◆ To do ◆
Output the full listing word for word.

◆ Data to process ◆
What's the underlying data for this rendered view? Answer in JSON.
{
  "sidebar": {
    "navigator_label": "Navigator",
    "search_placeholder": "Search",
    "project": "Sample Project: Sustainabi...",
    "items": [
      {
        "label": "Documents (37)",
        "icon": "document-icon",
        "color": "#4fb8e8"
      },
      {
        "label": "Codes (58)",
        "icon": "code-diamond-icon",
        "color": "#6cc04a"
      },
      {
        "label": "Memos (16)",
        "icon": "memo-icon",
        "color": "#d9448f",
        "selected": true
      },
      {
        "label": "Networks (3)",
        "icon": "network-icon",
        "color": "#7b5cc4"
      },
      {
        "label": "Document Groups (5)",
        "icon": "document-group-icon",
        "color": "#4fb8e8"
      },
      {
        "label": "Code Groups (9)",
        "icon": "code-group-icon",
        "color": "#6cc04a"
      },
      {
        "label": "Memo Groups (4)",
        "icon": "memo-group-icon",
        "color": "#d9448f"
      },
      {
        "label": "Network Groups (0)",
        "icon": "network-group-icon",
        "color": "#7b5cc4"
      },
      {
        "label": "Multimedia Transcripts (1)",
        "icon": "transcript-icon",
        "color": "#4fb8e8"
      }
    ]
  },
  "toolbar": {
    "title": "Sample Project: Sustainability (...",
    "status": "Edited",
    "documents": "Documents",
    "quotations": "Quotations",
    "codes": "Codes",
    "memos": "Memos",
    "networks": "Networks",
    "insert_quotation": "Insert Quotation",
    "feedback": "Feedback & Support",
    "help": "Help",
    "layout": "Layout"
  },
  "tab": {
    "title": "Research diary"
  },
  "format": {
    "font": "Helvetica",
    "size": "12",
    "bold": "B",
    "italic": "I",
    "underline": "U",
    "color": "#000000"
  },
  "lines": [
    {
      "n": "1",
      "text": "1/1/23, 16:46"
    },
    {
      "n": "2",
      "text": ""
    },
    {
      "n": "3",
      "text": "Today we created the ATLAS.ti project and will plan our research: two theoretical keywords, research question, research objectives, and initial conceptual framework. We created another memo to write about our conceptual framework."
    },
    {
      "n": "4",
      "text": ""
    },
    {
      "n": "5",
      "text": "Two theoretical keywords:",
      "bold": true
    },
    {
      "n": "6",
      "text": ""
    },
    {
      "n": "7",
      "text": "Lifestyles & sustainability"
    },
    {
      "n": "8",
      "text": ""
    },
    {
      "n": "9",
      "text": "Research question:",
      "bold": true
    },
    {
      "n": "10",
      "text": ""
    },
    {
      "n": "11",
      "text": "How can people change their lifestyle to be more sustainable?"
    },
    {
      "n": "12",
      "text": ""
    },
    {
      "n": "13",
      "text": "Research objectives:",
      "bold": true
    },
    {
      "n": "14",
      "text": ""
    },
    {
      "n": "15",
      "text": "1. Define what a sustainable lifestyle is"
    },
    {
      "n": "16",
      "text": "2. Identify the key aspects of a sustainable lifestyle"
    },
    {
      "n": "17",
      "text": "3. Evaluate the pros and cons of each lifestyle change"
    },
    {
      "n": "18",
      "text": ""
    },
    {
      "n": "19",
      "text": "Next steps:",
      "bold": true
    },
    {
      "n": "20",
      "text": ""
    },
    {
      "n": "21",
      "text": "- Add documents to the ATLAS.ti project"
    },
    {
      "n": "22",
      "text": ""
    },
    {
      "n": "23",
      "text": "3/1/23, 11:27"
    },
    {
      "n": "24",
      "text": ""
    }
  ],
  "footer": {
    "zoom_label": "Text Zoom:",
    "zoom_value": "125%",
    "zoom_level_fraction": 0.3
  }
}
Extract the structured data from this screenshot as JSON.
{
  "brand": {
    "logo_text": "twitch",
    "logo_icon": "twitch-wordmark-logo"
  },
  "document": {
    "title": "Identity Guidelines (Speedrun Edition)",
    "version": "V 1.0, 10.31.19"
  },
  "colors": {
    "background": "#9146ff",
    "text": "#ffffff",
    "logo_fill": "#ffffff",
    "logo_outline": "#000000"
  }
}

◆ Completed exercise ◆
What's the underlying data for this rendered view? Answer in JSON.
{
  "sidebar": {
    "navigator_label": "Navigator",
    "search_placeholder": "Search",
    "project": "Sample Project: Sustainabi...",
    "items": [
      {
        "label": "Documents (37)",
        "icon": "document-icon",
        "color": "#4fb8e8"
      },
      {
        "label": "Codes (58)",
        "icon": "code-diamond-icon",
        "color": "#6cc04a"
      },
      {
        "label": "Memos (16)",
        "icon": "memo-icon",
        "color": "#d9448f",
        "selected": true
      },
      {
        "label": "Networks (3)",
        "icon": "network-icon",
        "color": "#7b5cc4"
      },
      {
        "label": "Document Groups (5)",
        "icon": "document-group-icon",
        "color": "#4fb8e8"
      },
      {
        "label": "Code Groups (9)",
        "icon": "code-group-icon",
        "color": "#6cc04a"
      },
      {
        "label": "Memo Groups (4)",
        "icon": "memo-group-icon",
        "color": "#d9448f"
      },
      {
        "label": "Network Groups (0)",
        "icon": "network-group-icon",
        "color": "#7b5cc4"
      },
      {
        "label": "Multimedia Transcripts (1)",
        "icon": "transcript-icon",
        "color": "#4fb8e8"
      }
    ]
  },
  "toolbar": {
    "title": "Sample Project: Sustainability (...",
    "status": "Edited",
    "documents": "Documents",
    "quotations": "Quotations",
    "codes": "Codes",
    "memos": "Memos",
    "networks": "Networks",
    "insert_quotation": "Insert Quotation",
    "feedback": "Feedback & Support",
    "help": "Help",
    "layout": "Layout"
  },
  "tab": {
    "title": "Research diary"
  },
  "format": {
    "font": "Helvetica",
    "size": "12",
    "bold": "B",
    "italic": "I",
    "underline": "U",
    "color": "#000000"
  },
  "lines": [
    {
      "n": "1",
      "text": "1/1/23, 16:46"
    },
    {
      "n": "2",
      "text": ""
    },
    {
      "n": "3",
      "text": "Today we created the ATLAS.ti project and will plan our research: two theoretical keywords, research question, research objectives, and initial conceptual framework. We created another memo to write about our conceptual framework."
    },
    {
      "n": "4",
      "text": ""
    },
    {
      "n": "5",
      "text": "Two theoretical keywords:",
      "bold": true
    },
    {
      "n": "6",
      "text": ""
    },
    {
      "n": "7",
      "text": "Lifestyles & sustainability"
    },
    {
      "n": "8",
      "text": ""
    },
    {
      "n": "9",
      "text": "Research question:",
      "bold": true
    },
    {
      "n": "10",
      "text": ""
    },
    {
      "n": "11",
      "text": "How can people change their lifestyle to be more sustainable?"
    },
    {
      "n": "12",
      "text": ""
    },
    {
      "n": "13",
      "text": "Research objectives:",
      "bold": true
    },
    {
      "n": "14",
      "text": ""
    },
    {
      "n": "15",
      "text": "1. Define what a sustainable lifestyle is"
    },
    {
      "n": "16",
      "text": "2. Identify the key aspects of a sustainable lifestyle"
    },
    {
      "n": "17",
      "text": "3. Evaluate the pros and cons of each lifestyle change"
    },
    {
      "n": "18",
      "text": ""
    },
    {
      "n": "19",
      "text": "Next steps:",
      "bold": true
    },
    {
      "n": "20",
      "text": ""
    },
    {
      "n": "21",
      "text": "- Add documents to the ATLAS.ti project"
    },
    {
      "n": "22",
      "text": ""
    },
    {
      "n": "23",
      "text": "3/1/23, 11:27"
    },
    {
      "n": "24",
      "text": ""
    }
  ],
  "footer": {
    "zoom_label": "Text Zoom:",
    "zoom_value": "125%",
    "zoom_level_fraction": 0.3
  }
}
Extract the structured data from this screenshot as JSON.
{
  "brand": {
    "logo_text": "twitch",
    "logo_icon": "twitch-wordmark-logo"
  },
  "document": {
    "title": "Identity Guidelines (Speedrun Edition)",
    "version": "V 1.0, 10.31.19"
  },
  "colors": {
    "background": "#9146ff",
    "text": "#ffffff",
    "logo_fill": "#ffffff",
    "logo_outline": "#000000"
  }
}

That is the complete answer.